WHAT THE TASK ASKS
Review the material and extract every line in which the word "heikin" occurs.

AVAILABLE DATA

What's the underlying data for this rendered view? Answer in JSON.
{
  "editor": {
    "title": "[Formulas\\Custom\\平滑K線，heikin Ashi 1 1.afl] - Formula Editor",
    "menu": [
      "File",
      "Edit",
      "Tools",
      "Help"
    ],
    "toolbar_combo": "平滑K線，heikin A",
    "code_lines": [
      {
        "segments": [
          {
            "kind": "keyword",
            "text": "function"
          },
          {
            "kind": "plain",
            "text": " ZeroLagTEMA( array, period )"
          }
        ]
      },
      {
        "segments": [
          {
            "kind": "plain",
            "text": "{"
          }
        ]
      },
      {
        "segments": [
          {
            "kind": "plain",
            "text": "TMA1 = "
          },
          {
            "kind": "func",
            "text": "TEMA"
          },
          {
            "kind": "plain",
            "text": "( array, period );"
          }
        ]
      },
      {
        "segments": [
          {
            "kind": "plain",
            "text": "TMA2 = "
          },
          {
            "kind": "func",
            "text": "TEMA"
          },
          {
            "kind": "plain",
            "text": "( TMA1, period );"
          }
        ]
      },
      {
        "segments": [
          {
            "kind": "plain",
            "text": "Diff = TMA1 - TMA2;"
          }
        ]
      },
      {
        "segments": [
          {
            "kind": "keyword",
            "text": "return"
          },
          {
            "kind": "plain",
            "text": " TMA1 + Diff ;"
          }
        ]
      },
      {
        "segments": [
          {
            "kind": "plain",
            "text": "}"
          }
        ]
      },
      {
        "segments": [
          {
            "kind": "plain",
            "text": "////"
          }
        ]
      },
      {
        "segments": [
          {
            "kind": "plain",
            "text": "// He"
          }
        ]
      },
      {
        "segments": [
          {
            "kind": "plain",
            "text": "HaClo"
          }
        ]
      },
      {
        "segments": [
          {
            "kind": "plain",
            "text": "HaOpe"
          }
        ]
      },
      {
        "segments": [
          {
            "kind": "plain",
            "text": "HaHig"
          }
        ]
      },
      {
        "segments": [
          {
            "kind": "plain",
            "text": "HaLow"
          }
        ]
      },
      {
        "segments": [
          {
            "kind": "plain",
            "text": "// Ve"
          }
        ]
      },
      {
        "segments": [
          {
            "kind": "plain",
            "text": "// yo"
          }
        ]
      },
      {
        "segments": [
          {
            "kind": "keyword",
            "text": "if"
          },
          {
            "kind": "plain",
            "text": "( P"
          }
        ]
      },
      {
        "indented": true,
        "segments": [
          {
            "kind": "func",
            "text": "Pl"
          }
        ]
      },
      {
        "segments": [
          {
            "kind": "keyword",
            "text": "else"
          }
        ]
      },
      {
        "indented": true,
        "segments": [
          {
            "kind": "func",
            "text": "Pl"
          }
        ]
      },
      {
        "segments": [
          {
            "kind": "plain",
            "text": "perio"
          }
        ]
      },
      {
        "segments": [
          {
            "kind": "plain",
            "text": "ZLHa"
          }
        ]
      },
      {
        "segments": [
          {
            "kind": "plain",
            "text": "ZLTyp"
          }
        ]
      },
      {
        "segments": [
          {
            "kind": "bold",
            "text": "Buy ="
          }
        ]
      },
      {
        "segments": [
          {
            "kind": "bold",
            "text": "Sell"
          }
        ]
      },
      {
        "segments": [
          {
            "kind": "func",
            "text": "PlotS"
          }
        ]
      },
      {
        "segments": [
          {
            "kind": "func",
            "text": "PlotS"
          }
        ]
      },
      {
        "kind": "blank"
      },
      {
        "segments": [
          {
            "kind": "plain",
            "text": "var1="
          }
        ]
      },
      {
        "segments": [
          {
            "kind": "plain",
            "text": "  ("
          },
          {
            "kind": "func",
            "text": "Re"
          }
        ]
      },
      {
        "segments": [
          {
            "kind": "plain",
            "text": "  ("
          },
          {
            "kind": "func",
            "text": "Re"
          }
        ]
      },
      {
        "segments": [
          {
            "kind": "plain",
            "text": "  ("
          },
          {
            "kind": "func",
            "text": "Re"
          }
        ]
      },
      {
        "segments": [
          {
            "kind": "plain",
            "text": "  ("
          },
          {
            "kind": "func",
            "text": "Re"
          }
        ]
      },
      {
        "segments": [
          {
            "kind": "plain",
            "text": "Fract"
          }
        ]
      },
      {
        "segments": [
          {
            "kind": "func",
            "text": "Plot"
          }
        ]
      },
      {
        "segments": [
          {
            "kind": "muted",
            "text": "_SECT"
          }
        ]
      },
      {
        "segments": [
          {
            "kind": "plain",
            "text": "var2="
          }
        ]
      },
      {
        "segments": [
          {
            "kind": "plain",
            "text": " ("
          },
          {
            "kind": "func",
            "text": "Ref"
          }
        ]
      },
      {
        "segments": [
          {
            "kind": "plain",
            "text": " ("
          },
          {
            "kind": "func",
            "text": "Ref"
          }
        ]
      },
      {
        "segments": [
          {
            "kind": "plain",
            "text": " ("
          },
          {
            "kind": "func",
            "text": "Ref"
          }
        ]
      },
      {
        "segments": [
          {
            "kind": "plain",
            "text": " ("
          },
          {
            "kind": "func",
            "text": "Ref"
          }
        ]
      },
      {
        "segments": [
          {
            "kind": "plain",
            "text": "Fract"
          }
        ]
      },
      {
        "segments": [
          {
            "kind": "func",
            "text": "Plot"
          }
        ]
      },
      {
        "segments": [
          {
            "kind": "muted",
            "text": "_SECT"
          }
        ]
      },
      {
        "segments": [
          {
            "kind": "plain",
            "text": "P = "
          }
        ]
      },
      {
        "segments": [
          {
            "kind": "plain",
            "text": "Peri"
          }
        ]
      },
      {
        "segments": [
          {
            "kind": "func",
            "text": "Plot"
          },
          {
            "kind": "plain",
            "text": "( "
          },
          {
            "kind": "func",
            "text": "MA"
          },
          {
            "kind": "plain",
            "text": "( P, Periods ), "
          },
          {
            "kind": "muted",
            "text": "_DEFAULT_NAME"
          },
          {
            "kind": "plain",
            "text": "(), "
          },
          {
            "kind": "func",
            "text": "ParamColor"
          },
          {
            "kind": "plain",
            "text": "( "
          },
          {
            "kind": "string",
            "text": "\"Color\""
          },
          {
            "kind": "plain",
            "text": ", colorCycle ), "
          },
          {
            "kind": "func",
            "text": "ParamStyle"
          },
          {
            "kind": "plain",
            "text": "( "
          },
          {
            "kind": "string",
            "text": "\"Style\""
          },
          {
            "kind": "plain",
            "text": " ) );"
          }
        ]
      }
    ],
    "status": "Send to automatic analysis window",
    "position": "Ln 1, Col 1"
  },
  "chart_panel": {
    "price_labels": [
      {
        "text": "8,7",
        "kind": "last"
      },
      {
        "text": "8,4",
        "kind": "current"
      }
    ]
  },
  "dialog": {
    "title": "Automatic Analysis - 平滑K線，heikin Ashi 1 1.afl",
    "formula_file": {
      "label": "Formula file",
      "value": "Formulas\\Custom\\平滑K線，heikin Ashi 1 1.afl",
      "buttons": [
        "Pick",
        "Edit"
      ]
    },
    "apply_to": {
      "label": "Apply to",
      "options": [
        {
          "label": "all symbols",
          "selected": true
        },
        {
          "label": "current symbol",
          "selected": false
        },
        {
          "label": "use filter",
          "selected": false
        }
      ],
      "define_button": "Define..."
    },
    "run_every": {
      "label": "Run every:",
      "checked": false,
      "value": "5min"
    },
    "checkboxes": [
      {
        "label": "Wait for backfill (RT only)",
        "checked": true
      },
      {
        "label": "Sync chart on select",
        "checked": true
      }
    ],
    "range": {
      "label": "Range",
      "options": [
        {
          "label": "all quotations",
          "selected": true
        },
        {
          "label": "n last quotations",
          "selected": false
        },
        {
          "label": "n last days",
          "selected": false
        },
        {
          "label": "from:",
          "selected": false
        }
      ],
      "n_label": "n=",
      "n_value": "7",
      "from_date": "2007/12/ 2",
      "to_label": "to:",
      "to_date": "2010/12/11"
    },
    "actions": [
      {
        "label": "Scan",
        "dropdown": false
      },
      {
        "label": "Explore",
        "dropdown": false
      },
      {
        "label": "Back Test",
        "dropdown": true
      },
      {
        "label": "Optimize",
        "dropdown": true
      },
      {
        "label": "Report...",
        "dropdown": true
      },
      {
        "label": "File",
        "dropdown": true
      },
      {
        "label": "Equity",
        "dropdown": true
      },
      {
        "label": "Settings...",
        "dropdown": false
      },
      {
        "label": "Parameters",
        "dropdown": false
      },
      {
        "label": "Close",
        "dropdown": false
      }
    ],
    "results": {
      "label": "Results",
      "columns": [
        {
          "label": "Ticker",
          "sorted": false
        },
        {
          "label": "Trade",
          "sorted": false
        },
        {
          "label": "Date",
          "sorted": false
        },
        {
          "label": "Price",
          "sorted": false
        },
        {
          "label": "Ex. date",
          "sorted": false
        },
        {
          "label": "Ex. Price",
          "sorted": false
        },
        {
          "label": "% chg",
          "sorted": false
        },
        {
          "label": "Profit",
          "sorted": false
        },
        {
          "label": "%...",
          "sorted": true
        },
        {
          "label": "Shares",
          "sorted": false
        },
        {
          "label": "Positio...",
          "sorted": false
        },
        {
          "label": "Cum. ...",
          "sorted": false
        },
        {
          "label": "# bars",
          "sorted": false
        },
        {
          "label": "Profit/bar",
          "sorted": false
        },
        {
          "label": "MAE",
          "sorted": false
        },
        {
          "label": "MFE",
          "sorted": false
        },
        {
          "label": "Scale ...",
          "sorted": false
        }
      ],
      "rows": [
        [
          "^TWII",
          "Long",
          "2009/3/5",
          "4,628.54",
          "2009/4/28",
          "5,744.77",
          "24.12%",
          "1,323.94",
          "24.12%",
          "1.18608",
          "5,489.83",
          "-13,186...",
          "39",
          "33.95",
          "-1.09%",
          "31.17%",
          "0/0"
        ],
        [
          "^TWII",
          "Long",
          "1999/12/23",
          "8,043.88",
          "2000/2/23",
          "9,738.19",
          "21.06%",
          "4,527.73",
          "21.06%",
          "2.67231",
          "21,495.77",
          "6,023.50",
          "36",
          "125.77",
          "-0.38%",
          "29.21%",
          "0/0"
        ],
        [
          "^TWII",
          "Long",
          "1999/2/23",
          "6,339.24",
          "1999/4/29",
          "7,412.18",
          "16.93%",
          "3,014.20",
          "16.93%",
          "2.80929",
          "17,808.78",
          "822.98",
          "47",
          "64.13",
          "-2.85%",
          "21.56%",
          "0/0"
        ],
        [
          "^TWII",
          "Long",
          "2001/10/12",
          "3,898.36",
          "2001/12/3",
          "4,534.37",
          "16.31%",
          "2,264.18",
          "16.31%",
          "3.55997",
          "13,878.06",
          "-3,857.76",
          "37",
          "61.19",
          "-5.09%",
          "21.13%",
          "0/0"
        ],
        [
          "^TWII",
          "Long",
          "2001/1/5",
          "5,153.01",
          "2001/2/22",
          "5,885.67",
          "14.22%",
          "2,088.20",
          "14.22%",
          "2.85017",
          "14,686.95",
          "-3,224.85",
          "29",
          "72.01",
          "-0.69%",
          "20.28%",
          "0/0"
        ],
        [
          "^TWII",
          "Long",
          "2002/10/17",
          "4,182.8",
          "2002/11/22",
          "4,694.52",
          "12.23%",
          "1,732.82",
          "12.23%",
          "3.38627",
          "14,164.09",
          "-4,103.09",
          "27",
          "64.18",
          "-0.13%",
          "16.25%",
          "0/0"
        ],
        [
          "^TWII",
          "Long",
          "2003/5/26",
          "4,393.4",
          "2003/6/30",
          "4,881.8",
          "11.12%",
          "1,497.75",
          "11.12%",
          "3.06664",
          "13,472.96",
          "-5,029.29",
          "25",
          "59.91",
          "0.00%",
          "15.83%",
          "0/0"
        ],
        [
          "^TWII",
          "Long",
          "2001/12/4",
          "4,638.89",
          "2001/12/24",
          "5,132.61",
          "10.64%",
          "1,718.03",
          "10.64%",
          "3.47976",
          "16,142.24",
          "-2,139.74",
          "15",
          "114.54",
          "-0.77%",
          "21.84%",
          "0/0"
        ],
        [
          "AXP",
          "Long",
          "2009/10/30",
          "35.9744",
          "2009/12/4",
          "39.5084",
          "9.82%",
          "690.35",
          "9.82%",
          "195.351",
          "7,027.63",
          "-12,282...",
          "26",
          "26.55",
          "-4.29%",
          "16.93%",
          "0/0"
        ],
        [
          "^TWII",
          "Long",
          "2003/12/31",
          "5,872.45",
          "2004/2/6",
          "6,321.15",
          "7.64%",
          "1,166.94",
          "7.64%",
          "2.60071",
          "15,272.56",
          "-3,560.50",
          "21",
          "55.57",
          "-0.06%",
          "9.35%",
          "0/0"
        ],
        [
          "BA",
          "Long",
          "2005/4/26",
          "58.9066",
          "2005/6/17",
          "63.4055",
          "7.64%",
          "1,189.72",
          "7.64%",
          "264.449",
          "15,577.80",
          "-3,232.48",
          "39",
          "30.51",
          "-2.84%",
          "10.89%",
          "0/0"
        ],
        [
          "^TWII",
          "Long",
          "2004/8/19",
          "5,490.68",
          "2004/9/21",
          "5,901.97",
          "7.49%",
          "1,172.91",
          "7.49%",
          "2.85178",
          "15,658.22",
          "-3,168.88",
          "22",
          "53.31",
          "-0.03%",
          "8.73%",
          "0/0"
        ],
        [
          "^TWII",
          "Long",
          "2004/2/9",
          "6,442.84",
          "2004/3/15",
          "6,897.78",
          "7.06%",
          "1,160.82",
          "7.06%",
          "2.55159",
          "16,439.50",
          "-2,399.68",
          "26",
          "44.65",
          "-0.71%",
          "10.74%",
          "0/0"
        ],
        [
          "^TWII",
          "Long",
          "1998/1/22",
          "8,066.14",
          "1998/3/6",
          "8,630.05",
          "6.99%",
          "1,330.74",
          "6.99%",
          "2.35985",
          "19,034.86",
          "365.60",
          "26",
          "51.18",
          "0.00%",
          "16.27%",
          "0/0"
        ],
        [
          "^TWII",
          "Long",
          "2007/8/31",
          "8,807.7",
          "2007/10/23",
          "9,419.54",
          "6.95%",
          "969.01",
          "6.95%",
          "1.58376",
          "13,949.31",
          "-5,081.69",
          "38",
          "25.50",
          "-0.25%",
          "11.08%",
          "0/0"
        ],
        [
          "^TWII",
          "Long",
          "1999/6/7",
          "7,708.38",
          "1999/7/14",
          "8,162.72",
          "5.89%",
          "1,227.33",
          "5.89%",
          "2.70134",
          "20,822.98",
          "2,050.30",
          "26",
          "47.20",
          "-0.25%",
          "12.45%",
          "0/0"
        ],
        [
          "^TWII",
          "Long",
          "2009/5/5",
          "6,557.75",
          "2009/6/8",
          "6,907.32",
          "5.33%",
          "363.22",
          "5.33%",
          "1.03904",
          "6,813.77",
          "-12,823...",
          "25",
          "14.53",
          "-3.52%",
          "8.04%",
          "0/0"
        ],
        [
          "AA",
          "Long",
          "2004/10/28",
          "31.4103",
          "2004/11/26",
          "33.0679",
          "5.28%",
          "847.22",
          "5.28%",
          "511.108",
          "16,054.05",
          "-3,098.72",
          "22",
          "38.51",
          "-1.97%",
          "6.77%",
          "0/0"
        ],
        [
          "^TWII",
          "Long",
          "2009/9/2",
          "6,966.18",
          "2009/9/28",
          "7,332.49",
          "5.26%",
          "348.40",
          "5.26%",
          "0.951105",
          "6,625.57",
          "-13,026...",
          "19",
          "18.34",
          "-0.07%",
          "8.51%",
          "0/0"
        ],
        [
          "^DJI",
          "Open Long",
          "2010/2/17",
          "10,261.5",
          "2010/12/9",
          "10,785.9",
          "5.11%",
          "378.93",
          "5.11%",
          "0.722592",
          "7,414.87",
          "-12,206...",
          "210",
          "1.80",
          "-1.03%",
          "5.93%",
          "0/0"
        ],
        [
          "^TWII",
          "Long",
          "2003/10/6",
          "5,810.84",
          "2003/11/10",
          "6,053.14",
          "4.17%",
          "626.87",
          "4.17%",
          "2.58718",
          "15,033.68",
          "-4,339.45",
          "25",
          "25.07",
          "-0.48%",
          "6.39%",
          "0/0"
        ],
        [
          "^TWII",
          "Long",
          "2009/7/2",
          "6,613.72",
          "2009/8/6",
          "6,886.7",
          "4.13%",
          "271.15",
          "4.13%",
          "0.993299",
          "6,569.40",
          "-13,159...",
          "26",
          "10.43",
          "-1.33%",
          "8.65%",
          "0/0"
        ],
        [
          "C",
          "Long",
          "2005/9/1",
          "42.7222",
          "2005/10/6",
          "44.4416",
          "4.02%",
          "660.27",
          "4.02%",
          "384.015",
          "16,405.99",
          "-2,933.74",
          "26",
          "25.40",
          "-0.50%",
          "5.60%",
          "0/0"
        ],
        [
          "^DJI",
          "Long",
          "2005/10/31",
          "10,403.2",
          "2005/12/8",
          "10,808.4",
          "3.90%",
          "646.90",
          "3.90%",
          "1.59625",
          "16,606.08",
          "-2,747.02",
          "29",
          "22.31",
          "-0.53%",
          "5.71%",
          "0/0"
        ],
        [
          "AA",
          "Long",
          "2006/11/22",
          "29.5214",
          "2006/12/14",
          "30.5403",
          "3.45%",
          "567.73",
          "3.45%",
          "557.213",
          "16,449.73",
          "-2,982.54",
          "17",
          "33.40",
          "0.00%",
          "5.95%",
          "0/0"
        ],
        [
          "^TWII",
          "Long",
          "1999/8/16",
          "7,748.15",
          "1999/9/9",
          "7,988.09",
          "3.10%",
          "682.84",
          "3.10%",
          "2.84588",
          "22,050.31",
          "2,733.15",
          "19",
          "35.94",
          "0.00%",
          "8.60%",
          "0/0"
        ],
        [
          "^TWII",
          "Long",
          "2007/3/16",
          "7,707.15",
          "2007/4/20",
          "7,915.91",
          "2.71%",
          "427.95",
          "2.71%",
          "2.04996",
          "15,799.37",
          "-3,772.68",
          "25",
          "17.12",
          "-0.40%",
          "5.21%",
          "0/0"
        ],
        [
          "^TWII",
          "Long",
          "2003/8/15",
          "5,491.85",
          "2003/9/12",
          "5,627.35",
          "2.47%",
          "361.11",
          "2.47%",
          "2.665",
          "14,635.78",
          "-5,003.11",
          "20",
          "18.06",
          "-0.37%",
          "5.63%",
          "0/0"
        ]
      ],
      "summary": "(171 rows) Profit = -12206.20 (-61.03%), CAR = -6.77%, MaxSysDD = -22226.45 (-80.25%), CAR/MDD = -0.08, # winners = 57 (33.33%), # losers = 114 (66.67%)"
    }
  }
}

COMPLETE RESPONSE
    "title": "[Formulas\\Custom\\平滑K線，heikin Ashi 1 1.afl] - Formula Editor",
    "toolbar_combo": "平滑K線，heikin A",
    "title": "Automatic Analysis - 平滑K線，heikin Ashi 1 1.afl",
      "value": "Formulas\\Custom\\平滑K線，heikin Ashi 1 1.afl",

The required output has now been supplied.